Stored data entries:
——
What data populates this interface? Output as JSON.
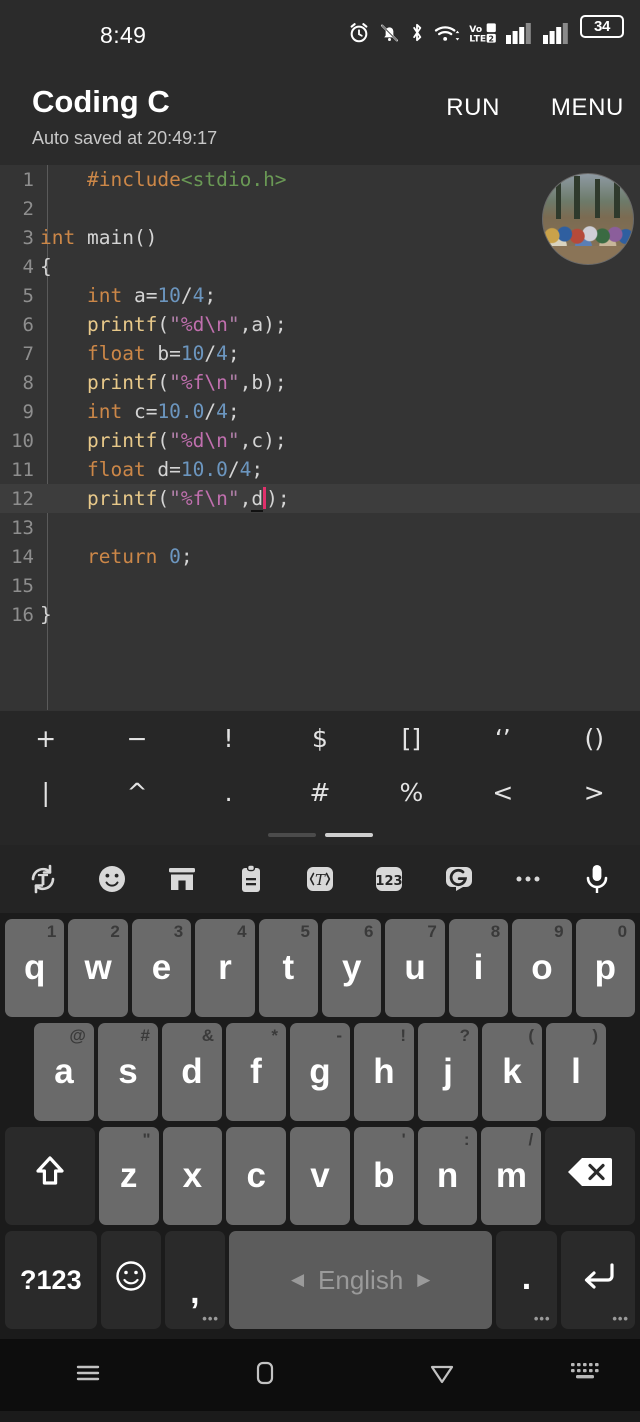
{
  "status_bar": {
    "clock": "8:49",
    "battery_percent": "34",
    "icons": [
      "alarm-icon",
      "bell-off-icon",
      "bluetooth-icon",
      "wifi-icon",
      "volte-icon",
      "signal-1-icon",
      "signal-2-icon",
      "battery-icon"
    ],
    "volte_label_top": "Vo",
    "volte_label_bottom": "LTE",
    "volte_sim": "2"
  },
  "app_bar": {
    "title": "Coding C",
    "subtitle": "Auto saved at 20:49:17",
    "run_label": "RUN",
    "menu_label": "MENU"
  },
  "editor": {
    "active_line": 12,
    "lines": [
      {
        "n": "1",
        "text": "    #include<stdio.h>"
      },
      {
        "n": "2",
        "text": ""
      },
      {
        "n": "3",
        "text": "int main()"
      },
      {
        "n": "4",
        "text": "{"
      },
      {
        "n": "5",
        "text": "    int a=10/4;"
      },
      {
        "n": "6",
        "text": "    printf(\"%d\\n\",a);"
      },
      {
        "n": "7",
        "text": "    float b=10/4;"
      },
      {
        "n": "8",
        "text": "    printf(\"%f\\n\",b);"
      },
      {
        "n": "9",
        "text": "    int c=10.0/4;"
      },
      {
        "n": "10",
        "text": "    printf(\"%d\\n\",c);"
      },
      {
        "n": "11",
        "text": "    float d=10.0/4;"
      },
      {
        "n": "12",
        "text": "    printf(\"%f\\n\",d);"
      },
      {
        "n": "13",
        "text": ""
      },
      {
        "n": "14",
        "text": "    return 0;"
      },
      {
        "n": "15",
        "text": ""
      },
      {
        "n": "16",
        "text": "}"
      }
    ],
    "colors": {
      "background": "#343434",
      "active_line_bg": "#3d3d3d",
      "gutter_text": "#8e8e8e",
      "keyword": "#cc8748",
      "function": "#e8c98a",
      "string": "#b07fa8",
      "number": "#6c96bf",
      "header": "#6a9955",
      "caret": "#e0306b"
    }
  },
  "symbol_panel": {
    "row1": [
      "+",
      "−",
      "!",
      "$",
      "[]",
      "‘’",
      "()"
    ],
    "row2": [
      "|",
      "^",
      ".",
      "#",
      "%",
      "<",
      ">"
    ],
    "page_current": 2,
    "page_total": 2
  },
  "kb_toolbar": {
    "items": [
      "rotate-text-icon",
      "emoji-icon",
      "sticker-store-icon",
      "clipboard-icon",
      "text-format-icon",
      "numbers-123-icon",
      "assistant-icon",
      "more-options-icon",
      "microphone-icon"
    ],
    "numbers_label": "123"
  },
  "keyboard": {
    "row1": [
      {
        "key": "q",
        "hint": "1"
      },
      {
        "key": "w",
        "hint": "2"
      },
      {
        "key": "e",
        "hint": "3"
      },
      {
        "key": "r",
        "hint": "4"
      },
      {
        "key": "t",
        "hint": "5"
      },
      {
        "key": "y",
        "hint": "6"
      },
      {
        "key": "u",
        "hint": "7"
      },
      {
        "key": "i",
        "hint": "8"
      },
      {
        "key": "o",
        "hint": "9"
      },
      {
        "key": "p",
        "hint": "0"
      }
    ],
    "row2": [
      {
        "key": "a",
        "hint": "@"
      },
      {
        "key": "s",
        "hint": "#"
      },
      {
        "key": "d",
        "hint": "&"
      },
      {
        "key": "f",
        "hint": "*"
      },
      {
        "key": "g",
        "hint": "-"
      },
      {
        "key": "h",
        "hint": "!"
      },
      {
        "key": "j",
        "hint": "?"
      },
      {
        "key": "k",
        "hint": "("
      },
      {
        "key": "l",
        "hint": ")"
      }
    ],
    "row3": [
      {
        "key": "z",
        "hint": "\""
      },
      {
        "key": "x",
        "hint": ""
      },
      {
        "key": "c",
        "hint": ""
      },
      {
        "key": "v",
        "hint": ""
      },
      {
        "key": "b",
        "hint": "'"
      },
      {
        "key": "n",
        "hint": ":"
      },
      {
        "key": "m",
        "hint": "/"
      }
    ],
    "shift_icon": "shift-icon",
    "backspace_icon": "backspace-icon",
    "row4": {
      "symbols_label": "?123",
      "emoji_icon": "emoji-smiley-icon",
      "comma_label": ",",
      "space_label": "English",
      "space_prev_icon": "◀",
      "space_next_icon": "▶",
      "period_label": ".",
      "enter_icon": "enter-icon",
      "long_press_dots": "•••"
    }
  },
  "nav_bar": {
    "items": [
      "recents-icon",
      "home-icon",
      "back-icon",
      "hide-keyboard-icon"
    ]
  }
}
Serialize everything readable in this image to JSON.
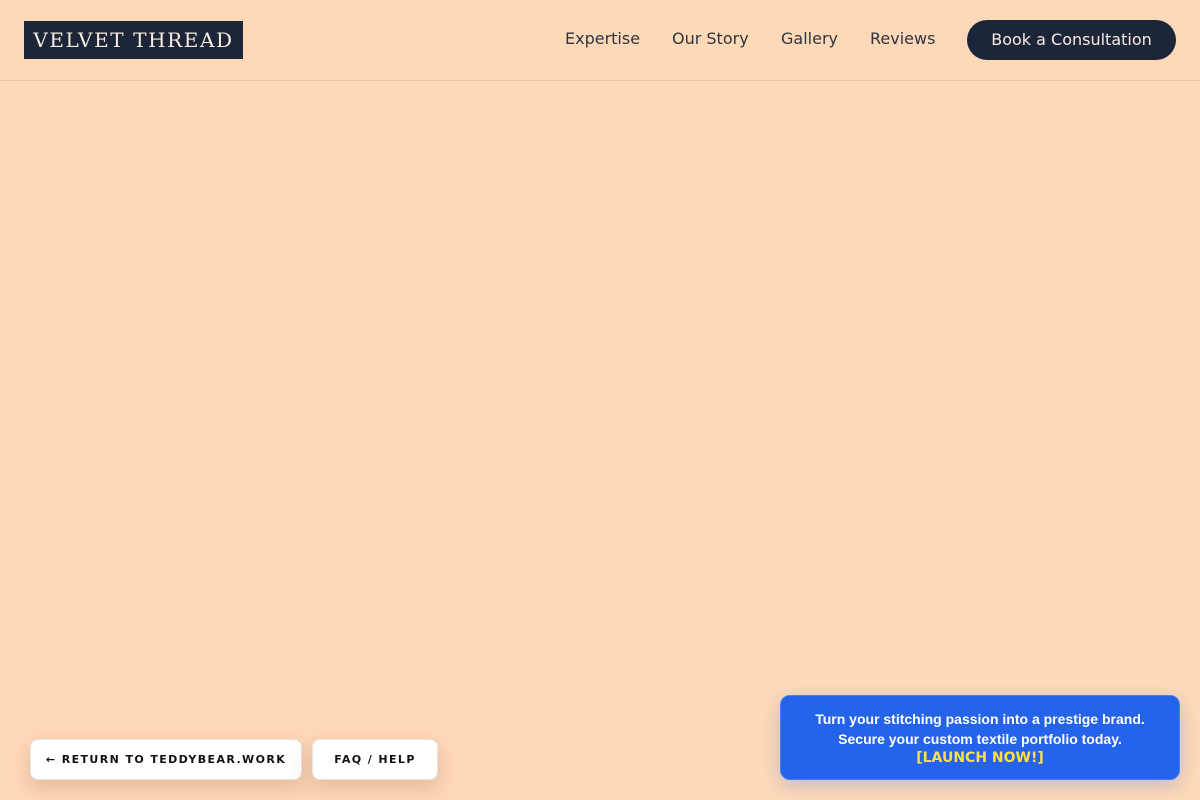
——
▶ [Exercise prompt]
Extract, from the listing above, every line where the string "JSON" occurs.

▶ [Completed task]
What data populates this interface? Output as JSON.
Serialize everything readable in this image to JSON.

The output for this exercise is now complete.